Dataset items
——————
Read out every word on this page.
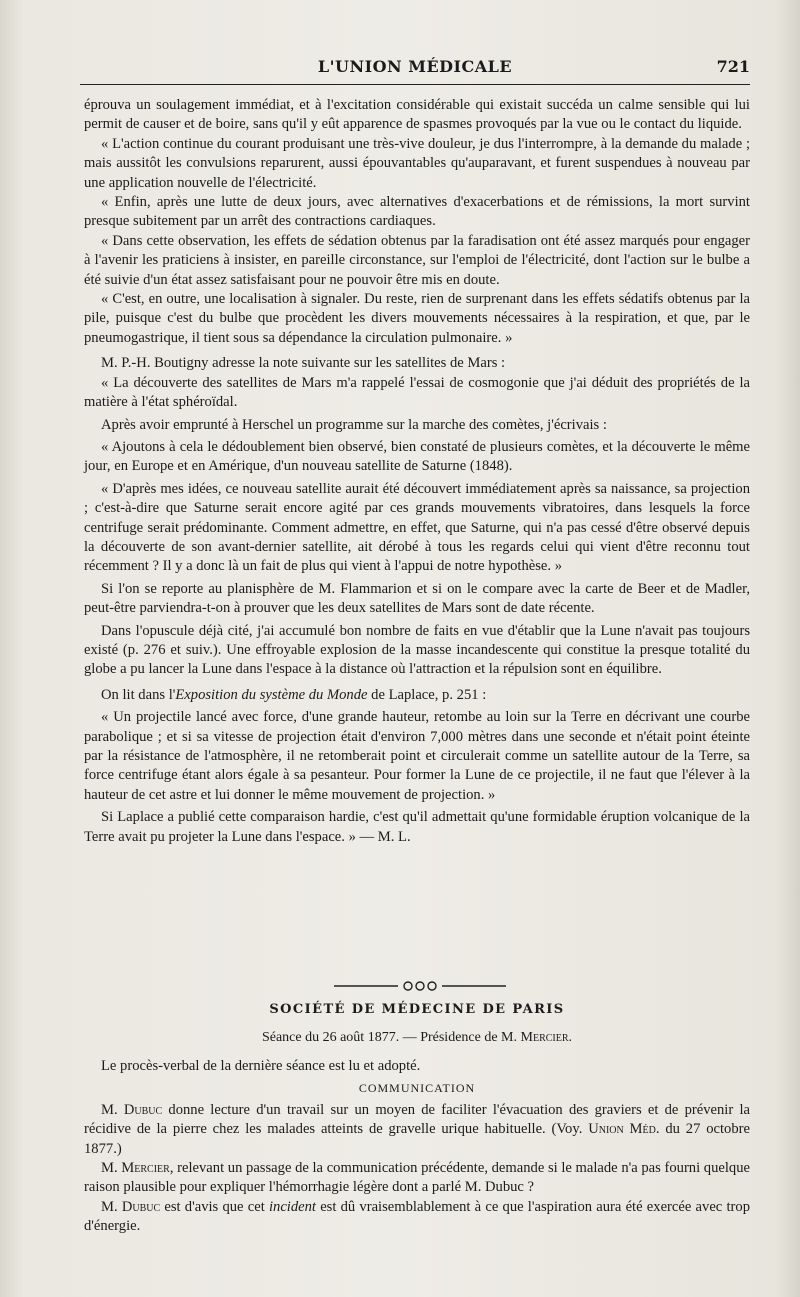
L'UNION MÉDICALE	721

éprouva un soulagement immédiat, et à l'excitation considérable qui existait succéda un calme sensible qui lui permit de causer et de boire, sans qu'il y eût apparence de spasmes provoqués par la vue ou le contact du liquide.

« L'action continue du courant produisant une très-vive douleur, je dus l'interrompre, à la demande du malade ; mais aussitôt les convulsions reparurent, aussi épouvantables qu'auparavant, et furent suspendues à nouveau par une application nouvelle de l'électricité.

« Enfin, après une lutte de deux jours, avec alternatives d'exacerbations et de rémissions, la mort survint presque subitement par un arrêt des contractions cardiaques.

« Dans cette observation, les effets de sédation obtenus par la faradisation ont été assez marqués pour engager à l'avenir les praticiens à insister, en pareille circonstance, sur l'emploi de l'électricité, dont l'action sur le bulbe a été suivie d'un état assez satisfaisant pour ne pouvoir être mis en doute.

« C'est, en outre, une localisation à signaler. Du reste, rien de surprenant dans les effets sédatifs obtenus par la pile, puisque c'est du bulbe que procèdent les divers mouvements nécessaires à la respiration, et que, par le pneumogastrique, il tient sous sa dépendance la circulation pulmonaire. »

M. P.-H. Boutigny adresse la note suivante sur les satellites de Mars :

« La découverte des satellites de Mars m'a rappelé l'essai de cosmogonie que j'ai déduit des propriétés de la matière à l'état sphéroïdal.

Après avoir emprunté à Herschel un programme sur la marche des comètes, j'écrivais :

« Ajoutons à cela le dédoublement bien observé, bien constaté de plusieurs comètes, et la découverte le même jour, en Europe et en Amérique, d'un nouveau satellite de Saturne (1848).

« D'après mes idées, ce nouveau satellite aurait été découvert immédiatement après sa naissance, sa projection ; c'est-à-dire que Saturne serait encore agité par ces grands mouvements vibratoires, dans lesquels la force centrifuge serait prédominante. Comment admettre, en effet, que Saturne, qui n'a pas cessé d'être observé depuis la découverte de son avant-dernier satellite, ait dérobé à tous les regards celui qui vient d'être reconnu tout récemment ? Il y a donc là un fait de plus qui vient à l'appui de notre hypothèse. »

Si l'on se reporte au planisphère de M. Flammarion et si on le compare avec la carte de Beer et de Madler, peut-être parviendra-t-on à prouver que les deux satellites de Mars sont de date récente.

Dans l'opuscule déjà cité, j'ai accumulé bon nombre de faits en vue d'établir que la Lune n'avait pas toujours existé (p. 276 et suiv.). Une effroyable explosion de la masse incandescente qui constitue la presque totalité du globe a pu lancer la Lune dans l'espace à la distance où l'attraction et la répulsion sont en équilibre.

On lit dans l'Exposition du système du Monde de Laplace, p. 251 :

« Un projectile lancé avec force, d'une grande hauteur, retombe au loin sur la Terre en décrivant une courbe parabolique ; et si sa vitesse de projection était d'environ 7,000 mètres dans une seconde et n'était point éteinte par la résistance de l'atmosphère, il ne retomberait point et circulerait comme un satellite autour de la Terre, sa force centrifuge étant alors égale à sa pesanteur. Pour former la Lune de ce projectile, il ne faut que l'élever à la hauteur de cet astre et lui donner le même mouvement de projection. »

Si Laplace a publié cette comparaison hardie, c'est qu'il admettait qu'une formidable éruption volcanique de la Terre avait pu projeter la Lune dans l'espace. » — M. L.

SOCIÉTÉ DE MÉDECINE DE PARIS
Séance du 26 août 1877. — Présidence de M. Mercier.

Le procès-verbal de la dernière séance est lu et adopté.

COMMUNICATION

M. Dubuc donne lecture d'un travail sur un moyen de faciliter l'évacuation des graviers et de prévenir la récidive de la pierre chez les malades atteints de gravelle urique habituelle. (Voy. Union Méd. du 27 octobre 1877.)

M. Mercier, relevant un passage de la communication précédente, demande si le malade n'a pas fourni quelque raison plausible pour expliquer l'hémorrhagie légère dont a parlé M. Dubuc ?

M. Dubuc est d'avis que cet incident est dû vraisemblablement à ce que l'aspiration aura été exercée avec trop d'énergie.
——————
- [Exercise task]: Repeat the data exactly in full, omitting its pictures.

- [Exercise response]:
Read out every word on this page.
L'UNION MÉDICALE	721

éprouva un soulagement immédiat, et à l'excitation considérable qui existait succéda un calme sensible qui lui permit de causer et de boire, sans qu'il y eût apparence de spasmes provoqués par la vue ou le contact du liquide.

« L'action continue du courant produisant une très-vive douleur, je dus l'interrompre, à la demande du malade ; mais aussitôt les convulsions reparurent, aussi épouvantables qu'auparavant, et furent suspendues à nouveau par une application nouvelle de l'électricité.

« Enfin, après une lutte de deux jours, avec alternatives d'exacerbations et de rémissions, la mort survint presque subitement par un arrêt des contractions cardiaques.

« Dans cette observation, les effets de sédation obtenus par la faradisation ont été assez marqués pour engager à l'avenir les praticiens à insister, en pareille circonstance, sur l'emploi de l'électricité, dont l'action sur le bulbe a été suivie d'un état assez satisfaisant pour ne pouvoir être mis en doute.

« C'est, en outre, une localisation à signaler. Du reste, rien de surprenant dans les effets sédatifs obtenus par la pile, puisque c'est du bulbe que procèdent les divers mouvements nécessaires à la respiration, et que, par le pneumogastrique, il tient sous sa dépendance la circulation pulmonaire. »

M. P.-H. Boutigny adresse la note suivante sur les satellites de Mars :

« La découverte des satellites de Mars m'a rappelé l'essai de cosmogonie que j'ai déduit des propriétés de la matière à l'état sphéroïdal.

Après avoir emprunté à Herschel un programme sur la marche des comètes, j'écrivais :

« Ajoutons à cela le dédoublement bien observé, bien constaté de plusieurs comètes, et la découverte le même jour, en Europe et en Amérique, d'un nouveau satellite de Saturne (1848).

« D'après mes idées, ce nouveau satellite aurait été découvert immédiatement après sa naissance, sa projection ; c'est-à-dire que Saturne serait encore agité par ces grands mouvements vibratoires, dans lesquels la force centrifuge serait prédominante. Comment admettre, en effet, que Saturne, qui n'a pas cessé d'être observé depuis la découverte de son avant-dernier satellite, ait dérobé à tous les regards celui qui vient d'être reconnu tout récemment ? Il y a donc là un fait de plus qui vient à l'appui de notre hypothèse. »

Si l'on se reporte au planisphère de M. Flammarion et si on le compare avec la carte de Beer et de Madler, peut-être parviendra-t-on à prouver que les deux satellites de Mars sont de date récente.

Dans l'opuscule déjà cité, j'ai accumulé bon nombre de faits en vue d'établir que la Lune n'avait pas toujours existé (p. 276 et suiv.). Une effroyable explosion de la masse incandescente qui constitue la presque totalité du globe a pu lancer la Lune dans l'espace à la distance où l'attraction et la répulsion sont en équilibre.

On lit dans l'Exposition du système du Monde de Laplace, p. 251 :

« Un projectile lancé avec force, d'une grande hauteur, retombe au loin sur la Terre en décrivant une courbe parabolique ; et si sa vitesse de projection était d'environ 7,000 mètres dans une seconde et n'était point éteinte par la résistance de l'atmosphère, il ne retomberait point et circulerait comme un satellite autour de la Terre, sa force centrifuge étant alors égale à sa pesanteur. Pour former la Lune de ce projectile, il ne faut que l'élever à la hauteur de cet astre et lui donner le même mouvement de projection. »

Si Laplace a publié cette comparaison hardie, c'est qu'il admettait qu'une formidable éruption volcanique de la Terre avait pu projeter la Lune dans l'espace. » — M. L.

SOCIÉTÉ DE MÉDECINE DE PARIS
Séance du 26 août 1877. — Présidence de M. Mercier.

Le procès-verbal de la dernière séance est lu et adopté.

COMMUNICATION

M. Dubuc donne lecture d'un travail sur un moyen de faciliter l'évacuation des graviers et de prévenir la récidive de la pierre chez les malades atteints de gravelle urique habituelle. (Voy. Union Méd. du 27 octobre 1877.)

M. Mercier, relevant un passage de la communication précédente, demande si le malade n'a pas fourni quelque raison plausible pour expliquer l'hémorrhagie légère dont a parlé M. Dubuc ?

M. Dubuc est d'avis que cet incident est dû vraisemblablement à ce que l'aspiration aura été exercée avec trop d'énergie.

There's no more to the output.